Brief:
Search the entries below. Return every line that has "rate" in it.

(Stored items from a collection)
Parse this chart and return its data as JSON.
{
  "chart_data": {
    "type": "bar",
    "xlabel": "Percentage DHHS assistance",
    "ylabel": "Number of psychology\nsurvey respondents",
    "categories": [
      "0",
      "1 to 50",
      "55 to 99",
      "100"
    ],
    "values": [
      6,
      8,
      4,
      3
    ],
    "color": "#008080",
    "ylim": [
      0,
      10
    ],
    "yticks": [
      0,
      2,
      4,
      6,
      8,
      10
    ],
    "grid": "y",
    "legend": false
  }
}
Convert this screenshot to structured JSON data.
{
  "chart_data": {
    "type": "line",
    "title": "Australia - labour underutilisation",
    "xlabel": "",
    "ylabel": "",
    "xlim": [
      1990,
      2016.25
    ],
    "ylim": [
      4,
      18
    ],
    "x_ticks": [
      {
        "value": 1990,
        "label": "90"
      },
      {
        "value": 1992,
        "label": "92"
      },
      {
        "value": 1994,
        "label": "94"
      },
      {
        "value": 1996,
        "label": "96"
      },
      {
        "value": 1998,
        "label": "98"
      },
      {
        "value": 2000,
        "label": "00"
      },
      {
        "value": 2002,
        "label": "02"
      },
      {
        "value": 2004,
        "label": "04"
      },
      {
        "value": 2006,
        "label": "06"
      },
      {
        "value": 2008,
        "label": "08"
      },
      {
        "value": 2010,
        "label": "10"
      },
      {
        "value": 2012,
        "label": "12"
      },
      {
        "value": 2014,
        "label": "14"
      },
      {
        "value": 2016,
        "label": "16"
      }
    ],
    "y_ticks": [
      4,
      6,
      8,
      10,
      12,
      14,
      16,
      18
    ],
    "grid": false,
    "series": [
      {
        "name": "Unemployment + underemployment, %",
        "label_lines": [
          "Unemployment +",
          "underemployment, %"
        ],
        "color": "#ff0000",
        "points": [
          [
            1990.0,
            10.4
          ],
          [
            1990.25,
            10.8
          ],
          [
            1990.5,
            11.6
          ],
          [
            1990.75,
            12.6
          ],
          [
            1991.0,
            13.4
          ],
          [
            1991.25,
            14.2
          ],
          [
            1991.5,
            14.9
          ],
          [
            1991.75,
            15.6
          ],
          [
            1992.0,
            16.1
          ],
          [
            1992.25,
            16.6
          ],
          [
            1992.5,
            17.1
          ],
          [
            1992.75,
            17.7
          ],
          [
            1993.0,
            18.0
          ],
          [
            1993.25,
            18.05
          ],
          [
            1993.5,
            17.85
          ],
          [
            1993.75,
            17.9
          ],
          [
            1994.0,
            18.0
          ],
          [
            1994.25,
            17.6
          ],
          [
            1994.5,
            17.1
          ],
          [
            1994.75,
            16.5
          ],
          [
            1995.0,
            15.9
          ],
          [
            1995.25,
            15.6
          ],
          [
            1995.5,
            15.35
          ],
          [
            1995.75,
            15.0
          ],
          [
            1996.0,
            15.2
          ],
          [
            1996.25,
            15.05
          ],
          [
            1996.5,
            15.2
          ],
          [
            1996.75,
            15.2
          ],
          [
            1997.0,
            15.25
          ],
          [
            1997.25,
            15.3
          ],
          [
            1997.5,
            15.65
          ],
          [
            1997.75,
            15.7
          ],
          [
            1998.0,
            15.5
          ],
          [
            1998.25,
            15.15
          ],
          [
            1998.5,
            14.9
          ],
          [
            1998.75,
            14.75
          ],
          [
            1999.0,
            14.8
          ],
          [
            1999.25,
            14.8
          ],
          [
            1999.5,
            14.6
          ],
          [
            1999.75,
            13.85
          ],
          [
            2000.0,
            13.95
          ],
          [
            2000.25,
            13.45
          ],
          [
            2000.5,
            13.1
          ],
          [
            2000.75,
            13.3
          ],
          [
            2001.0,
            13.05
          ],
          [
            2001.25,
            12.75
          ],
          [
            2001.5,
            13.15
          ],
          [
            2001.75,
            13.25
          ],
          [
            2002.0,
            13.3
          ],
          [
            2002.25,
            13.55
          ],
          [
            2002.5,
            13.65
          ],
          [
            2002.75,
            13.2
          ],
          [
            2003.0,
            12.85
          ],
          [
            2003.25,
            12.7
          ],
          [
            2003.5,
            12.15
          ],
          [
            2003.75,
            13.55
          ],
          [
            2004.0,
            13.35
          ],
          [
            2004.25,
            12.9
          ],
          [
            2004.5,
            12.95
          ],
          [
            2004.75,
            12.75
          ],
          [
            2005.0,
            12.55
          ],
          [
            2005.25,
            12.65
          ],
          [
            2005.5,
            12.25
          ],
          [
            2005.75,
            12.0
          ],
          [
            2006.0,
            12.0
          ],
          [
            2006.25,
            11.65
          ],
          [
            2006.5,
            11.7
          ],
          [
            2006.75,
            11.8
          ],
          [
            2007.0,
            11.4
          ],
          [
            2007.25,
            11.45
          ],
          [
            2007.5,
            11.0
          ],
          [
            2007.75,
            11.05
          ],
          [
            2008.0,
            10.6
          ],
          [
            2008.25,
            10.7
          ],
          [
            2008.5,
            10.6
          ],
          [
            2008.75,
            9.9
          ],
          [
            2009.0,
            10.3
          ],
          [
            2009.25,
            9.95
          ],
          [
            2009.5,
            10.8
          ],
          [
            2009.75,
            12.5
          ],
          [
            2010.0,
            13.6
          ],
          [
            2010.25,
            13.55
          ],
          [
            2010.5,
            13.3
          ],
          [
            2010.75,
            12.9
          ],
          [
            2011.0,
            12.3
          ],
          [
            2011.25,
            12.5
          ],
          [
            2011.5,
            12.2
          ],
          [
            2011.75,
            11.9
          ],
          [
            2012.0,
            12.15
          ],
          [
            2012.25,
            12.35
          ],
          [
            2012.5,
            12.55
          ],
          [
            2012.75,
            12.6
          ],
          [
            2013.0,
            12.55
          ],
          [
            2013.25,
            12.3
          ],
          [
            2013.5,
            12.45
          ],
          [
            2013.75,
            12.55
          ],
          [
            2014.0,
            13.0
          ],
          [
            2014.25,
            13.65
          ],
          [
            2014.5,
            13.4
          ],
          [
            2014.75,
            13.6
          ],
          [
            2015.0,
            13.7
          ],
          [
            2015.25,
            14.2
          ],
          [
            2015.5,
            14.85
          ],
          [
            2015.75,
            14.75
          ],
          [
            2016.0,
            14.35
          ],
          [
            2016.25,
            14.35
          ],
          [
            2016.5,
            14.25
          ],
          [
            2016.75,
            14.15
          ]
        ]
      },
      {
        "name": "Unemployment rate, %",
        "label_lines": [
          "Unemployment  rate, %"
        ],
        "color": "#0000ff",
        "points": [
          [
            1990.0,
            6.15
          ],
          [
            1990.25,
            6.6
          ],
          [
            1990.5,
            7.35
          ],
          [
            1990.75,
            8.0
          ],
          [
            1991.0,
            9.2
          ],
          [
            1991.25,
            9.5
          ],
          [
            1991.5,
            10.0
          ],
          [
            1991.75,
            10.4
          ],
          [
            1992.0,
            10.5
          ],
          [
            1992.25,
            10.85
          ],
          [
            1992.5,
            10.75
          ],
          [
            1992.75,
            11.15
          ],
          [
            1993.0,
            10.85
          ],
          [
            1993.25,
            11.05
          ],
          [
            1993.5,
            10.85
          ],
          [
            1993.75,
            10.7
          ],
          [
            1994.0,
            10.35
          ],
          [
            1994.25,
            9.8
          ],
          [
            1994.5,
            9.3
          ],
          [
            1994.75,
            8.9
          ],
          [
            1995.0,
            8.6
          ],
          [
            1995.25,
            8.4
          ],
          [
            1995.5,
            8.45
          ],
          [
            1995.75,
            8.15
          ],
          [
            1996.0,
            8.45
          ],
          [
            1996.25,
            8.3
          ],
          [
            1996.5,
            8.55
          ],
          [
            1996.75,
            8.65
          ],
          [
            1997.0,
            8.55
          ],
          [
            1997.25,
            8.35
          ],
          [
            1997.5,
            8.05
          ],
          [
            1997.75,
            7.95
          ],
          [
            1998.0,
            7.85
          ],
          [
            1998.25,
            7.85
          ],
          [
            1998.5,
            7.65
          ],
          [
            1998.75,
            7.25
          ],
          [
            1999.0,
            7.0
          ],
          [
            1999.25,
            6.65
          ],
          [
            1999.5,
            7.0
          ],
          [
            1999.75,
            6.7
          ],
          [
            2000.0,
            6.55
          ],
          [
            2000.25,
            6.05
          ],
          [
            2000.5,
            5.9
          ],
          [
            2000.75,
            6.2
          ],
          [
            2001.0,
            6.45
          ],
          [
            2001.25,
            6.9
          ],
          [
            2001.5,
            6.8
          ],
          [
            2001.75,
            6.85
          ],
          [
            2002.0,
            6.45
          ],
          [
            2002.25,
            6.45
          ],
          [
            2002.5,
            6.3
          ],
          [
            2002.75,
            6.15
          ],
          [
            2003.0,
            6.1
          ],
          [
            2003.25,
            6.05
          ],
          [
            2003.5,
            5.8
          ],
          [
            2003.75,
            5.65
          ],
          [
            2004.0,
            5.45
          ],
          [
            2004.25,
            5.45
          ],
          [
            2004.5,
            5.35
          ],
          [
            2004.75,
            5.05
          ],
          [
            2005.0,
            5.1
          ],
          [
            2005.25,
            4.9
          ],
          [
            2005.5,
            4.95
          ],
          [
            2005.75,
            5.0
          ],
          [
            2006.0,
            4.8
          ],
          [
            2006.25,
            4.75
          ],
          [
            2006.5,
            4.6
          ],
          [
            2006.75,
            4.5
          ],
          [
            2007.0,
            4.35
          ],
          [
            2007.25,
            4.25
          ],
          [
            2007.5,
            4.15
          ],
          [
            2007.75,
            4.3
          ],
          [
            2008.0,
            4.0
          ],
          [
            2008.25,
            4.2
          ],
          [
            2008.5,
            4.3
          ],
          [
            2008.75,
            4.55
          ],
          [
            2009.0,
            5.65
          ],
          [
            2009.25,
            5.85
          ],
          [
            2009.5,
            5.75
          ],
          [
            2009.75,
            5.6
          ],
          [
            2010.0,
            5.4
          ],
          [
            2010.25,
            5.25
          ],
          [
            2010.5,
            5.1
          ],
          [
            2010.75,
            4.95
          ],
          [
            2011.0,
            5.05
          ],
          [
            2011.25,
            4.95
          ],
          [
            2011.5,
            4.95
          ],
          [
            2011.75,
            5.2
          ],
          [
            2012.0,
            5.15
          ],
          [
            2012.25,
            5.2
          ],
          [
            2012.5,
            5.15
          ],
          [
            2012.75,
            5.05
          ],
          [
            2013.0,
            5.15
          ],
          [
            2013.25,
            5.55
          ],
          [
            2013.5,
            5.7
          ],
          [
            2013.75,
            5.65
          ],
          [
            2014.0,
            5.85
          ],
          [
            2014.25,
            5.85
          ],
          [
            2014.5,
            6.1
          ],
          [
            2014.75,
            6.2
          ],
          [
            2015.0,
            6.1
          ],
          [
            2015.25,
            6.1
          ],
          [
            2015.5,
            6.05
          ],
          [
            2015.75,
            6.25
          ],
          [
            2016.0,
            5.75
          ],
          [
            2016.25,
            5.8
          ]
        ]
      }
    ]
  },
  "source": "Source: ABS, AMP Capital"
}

The completed task:
        "name": "Unemployment rate, %",
          "Unemployment  rate, %"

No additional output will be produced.